→ The data

_ _ _ _ _ _ _

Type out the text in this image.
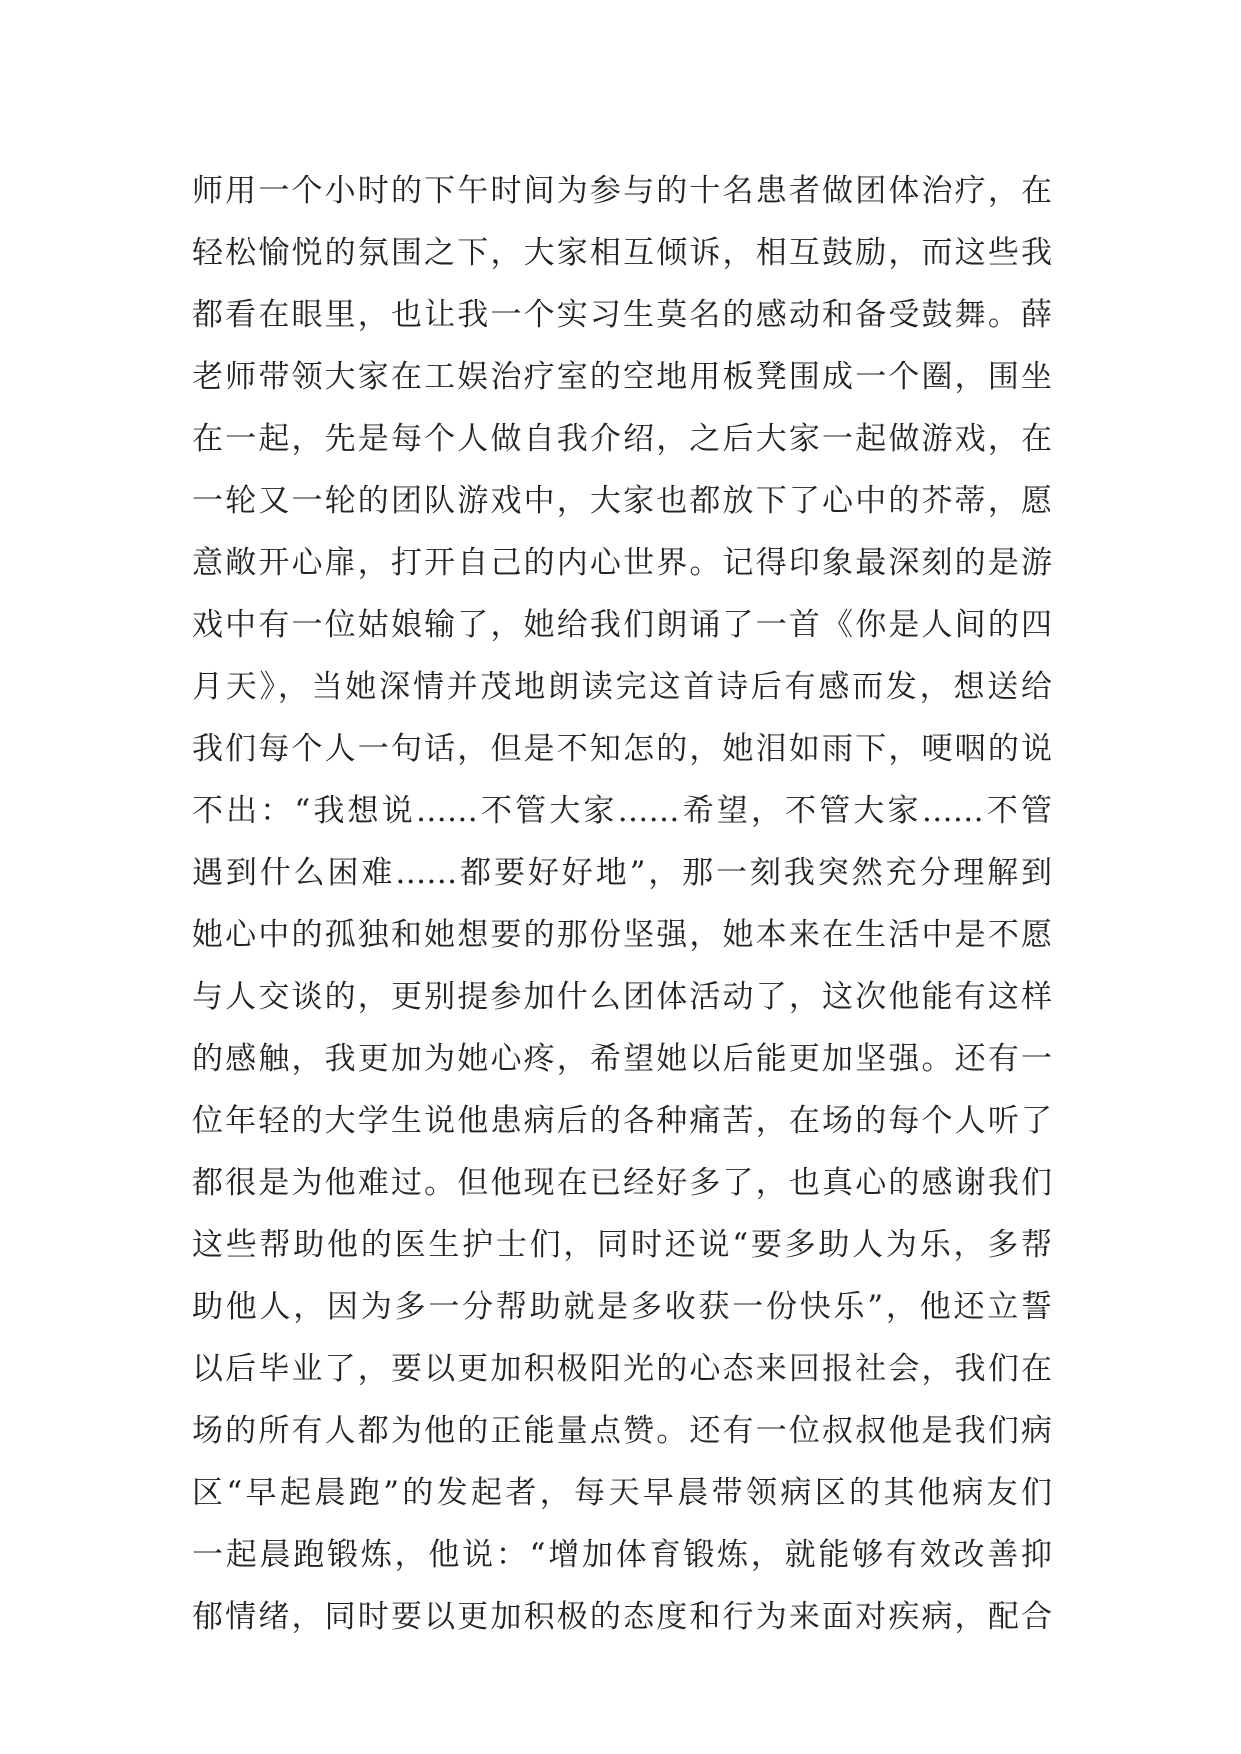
师用一个小时的下午时间为参与的十名患者做团体治疗，在
轻松愉悦的氛围之下，大家相互倾诉，相互鼓励，而这些我
都看在眼里，也让我一个实习生莫名的感动和备受鼓舞。薛
老师带领大家在工娱治疗室的空地用板凳围成一个圈，围坐
在一起，先是每个人做自我介绍，之后大家一起做游戏，在
一轮又一轮的团队游戏中，大家也都放下了心中的芥蒂，愿
意敞开心扉，打开自己的内心世界。记得印象最深刻的是游
戏中有一位姑娘输了，她给我们朗诵了一首《你是人间的四
月天》，当她深情并茂地朗读完这首诗后有感而发，想送给
我们每个人一句话，但是不知怎的，她泪如雨下，哽咽的说
不出：“我想说……不管大家……希望，不管大家……不管
遇到什么困难……都要好好地”，那一刻我突然充分理解到
她心中的孤独和她想要的那份坚强，她本来在生活中是不愿
与人交谈的，更别提参加什么团体活动了，这次他能有这样
的感触，我更加为她心疼，希望她以后能更加坚强。还有一
位年轻的大学生说他患病后的各种痛苦，在场的每个人听了
都很是为他难过。但他现在已经好多了，也真心的感谢我们
这些帮助他的医生护士们，同时还说“要多助人为乐，多帮
助他人，因为多一分帮助就是多收获一份快乐”，他还立誓
以后毕业了，要以更加积极阳光的心态来回报社会，我们在
场的所有人都为他的正能量点赞。还有一位叔叔他是我们病
区“早起晨跑”的发起者，每天早晨带领病区的其他病友们
一起晨跑锻炼，他说：“增加体育锻炼，就能够有效改善抑
郁情绪，同时要以更加积极的态度和行为来面对疾病，配合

_ _ _ _ _ _ _

→ Task brief
Return all the entries word for word, but omit any pictures they contain.

→ Response
Type out the text in this image.
师用一个小时的下午时间为参与的十名患者做团体治疗，在
轻松愉悦的氛围之下，大家相互倾诉，相互鼓励，而这些我
都看在眼里，也让我一个实习生莫名的感动和备受鼓舞。薛
老师带领大家在工娱治疗室的空地用板凳围成一个圈，围坐
在一起，先是每个人做自我介绍，之后大家一起做游戏，在
一轮又一轮的团队游戏中，大家也都放下了心中的芥蒂，愿
意敞开心扉，打开自己的内心世界。记得印象最深刻的是游
戏中有一位姑娘输了，她给我们朗诵了一首《你是人间的四
月天》，当她深情并茂地朗读完这首诗后有感而发，想送给
我们每个人一句话，但是不知怎的，她泪如雨下，哽咽的说
不出：“我想说……不管大家……希望，不管大家……不管
遇到什么困难……都要好好地”，那一刻我突然充分理解到
她心中的孤独和她想要的那份坚强，她本来在生活中是不愿
与人交谈的，更别提参加什么团体活动了，这次他能有这样
的感触，我更加为她心疼，希望她以后能更加坚强。还有一
位年轻的大学生说他患病后的各种痛苦，在场的每个人听了
都很是为他难过。但他现在已经好多了，也真心的感谢我们
这些帮助他的医生护士们，同时还说“要多助人为乐，多帮
助他人，因为多一分帮助就是多收获一份快乐”，他还立誓
以后毕业了，要以更加积极阳光的心态来回报社会，我们在
场的所有人都为他的正能量点赞。还有一位叔叔他是我们病
区“早起晨跑”的发起者，每天早晨带领病区的其他病友们
一起晨跑锻炼，他说：“增加体育锻炼，就能够有效改善抑
郁情绪，同时要以更加积极的态度和行为来面对疾病，配合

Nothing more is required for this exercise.